## [Stated task]
State how many lines include "text", giving the number by itself.

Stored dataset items
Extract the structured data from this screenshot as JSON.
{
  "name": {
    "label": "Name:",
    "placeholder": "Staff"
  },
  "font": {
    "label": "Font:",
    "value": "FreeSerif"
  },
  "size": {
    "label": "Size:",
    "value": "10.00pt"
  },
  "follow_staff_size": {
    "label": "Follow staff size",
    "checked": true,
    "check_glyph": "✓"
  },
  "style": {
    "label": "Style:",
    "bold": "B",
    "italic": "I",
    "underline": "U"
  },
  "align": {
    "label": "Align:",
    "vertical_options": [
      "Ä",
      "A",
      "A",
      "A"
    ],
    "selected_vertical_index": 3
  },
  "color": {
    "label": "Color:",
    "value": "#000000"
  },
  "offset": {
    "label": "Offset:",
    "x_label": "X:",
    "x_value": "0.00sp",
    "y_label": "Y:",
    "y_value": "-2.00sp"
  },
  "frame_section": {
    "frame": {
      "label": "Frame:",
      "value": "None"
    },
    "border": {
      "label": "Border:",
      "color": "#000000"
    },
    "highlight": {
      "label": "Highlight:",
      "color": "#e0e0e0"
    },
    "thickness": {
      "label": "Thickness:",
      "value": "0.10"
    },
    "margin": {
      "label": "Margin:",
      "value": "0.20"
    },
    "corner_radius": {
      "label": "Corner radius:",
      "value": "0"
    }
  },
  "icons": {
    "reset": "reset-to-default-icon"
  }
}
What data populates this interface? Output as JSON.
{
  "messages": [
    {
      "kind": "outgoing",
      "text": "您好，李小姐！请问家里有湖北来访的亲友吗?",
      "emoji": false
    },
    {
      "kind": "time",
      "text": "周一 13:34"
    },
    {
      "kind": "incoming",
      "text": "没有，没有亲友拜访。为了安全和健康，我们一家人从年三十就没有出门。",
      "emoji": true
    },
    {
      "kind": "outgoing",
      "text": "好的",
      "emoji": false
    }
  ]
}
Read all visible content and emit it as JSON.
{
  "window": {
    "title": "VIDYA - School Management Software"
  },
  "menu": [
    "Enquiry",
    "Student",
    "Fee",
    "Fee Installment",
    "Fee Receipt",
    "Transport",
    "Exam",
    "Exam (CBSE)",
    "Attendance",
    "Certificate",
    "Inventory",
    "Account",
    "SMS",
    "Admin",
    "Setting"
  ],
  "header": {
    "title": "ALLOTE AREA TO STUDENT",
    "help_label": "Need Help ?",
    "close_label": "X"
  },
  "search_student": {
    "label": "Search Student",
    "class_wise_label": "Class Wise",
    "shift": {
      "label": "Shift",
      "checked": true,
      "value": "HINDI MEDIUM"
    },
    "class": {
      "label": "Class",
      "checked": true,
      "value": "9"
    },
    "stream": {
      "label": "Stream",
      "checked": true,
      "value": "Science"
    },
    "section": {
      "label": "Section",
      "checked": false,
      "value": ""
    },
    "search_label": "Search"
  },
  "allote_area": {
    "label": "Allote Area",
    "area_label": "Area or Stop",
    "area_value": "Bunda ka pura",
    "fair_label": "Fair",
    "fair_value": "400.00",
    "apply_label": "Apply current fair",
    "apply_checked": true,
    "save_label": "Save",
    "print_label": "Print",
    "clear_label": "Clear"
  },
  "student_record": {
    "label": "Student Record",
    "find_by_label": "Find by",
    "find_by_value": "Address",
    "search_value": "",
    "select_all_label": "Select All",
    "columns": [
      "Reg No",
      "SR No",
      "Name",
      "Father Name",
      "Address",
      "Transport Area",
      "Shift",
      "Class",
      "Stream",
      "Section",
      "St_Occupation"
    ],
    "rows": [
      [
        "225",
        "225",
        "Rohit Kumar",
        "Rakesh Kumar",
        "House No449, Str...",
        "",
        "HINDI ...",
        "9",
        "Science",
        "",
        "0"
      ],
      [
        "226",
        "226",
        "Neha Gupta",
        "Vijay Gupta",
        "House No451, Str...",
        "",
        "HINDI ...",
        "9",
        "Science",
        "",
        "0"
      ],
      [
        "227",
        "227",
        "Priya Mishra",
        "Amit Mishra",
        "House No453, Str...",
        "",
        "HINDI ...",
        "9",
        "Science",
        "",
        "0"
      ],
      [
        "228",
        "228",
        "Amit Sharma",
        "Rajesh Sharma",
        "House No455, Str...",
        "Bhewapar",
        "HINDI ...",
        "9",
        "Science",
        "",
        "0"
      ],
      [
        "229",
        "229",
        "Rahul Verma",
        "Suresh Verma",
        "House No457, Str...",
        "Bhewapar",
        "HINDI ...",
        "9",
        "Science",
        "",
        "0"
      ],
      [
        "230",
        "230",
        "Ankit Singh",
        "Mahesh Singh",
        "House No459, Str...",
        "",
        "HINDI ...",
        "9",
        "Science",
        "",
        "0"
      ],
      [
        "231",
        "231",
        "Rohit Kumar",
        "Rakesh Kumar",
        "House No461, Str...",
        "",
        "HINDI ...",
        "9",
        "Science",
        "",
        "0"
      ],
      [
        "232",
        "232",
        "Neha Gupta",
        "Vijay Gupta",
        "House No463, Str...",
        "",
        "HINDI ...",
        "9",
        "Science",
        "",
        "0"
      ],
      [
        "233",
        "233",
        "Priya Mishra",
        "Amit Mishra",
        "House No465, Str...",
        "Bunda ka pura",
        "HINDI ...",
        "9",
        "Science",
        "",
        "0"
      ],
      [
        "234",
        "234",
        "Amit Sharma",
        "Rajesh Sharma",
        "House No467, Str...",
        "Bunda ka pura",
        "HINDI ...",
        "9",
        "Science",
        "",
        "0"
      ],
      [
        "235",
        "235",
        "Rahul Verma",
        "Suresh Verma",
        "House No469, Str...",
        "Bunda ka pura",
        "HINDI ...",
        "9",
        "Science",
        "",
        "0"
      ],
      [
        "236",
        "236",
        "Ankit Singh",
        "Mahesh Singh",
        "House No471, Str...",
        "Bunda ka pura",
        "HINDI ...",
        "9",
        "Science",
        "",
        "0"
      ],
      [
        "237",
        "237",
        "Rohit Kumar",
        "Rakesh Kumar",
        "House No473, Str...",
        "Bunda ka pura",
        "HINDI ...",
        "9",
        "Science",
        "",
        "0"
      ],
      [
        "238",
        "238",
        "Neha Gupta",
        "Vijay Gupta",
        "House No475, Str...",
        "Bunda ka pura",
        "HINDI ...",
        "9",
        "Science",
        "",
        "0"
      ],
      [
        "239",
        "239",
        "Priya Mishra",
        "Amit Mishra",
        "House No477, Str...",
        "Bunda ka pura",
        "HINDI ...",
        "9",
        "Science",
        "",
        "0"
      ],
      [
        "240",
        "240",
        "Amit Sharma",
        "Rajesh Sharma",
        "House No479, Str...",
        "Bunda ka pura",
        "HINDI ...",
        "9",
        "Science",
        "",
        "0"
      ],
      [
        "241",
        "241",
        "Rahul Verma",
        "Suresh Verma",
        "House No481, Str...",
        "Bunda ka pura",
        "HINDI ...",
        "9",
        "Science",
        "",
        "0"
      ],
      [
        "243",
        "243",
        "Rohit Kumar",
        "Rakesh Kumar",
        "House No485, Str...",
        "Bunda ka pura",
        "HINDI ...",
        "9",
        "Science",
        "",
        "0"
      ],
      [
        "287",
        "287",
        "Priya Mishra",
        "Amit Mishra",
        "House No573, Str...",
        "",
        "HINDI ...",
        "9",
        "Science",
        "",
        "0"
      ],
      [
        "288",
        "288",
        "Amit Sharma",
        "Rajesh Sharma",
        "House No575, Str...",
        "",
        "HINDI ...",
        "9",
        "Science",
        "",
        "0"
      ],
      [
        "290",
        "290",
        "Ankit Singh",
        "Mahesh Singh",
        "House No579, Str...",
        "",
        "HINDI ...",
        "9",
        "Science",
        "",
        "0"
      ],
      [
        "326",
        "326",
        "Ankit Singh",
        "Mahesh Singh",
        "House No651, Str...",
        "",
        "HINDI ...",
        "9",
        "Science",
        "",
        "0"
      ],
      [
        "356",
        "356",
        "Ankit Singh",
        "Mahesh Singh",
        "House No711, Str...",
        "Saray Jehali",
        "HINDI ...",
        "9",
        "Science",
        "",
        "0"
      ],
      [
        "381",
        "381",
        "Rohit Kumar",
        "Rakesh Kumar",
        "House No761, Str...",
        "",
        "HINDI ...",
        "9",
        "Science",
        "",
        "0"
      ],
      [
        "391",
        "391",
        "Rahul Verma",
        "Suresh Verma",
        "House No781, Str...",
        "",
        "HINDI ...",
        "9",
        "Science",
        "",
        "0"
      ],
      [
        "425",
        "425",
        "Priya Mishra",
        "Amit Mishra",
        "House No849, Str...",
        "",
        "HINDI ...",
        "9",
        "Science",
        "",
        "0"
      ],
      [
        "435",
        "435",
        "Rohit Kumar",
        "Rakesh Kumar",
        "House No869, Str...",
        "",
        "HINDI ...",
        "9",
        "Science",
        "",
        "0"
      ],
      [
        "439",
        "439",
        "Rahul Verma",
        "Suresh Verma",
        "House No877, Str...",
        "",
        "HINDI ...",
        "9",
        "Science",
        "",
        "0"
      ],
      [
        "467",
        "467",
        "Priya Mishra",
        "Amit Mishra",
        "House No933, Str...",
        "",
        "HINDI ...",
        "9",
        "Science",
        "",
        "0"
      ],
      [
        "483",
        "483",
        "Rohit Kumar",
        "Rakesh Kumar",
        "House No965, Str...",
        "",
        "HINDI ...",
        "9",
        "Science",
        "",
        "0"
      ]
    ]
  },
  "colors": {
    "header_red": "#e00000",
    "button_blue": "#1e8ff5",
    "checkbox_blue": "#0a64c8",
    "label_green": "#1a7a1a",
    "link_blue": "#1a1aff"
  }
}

## [Result for this exercise]
4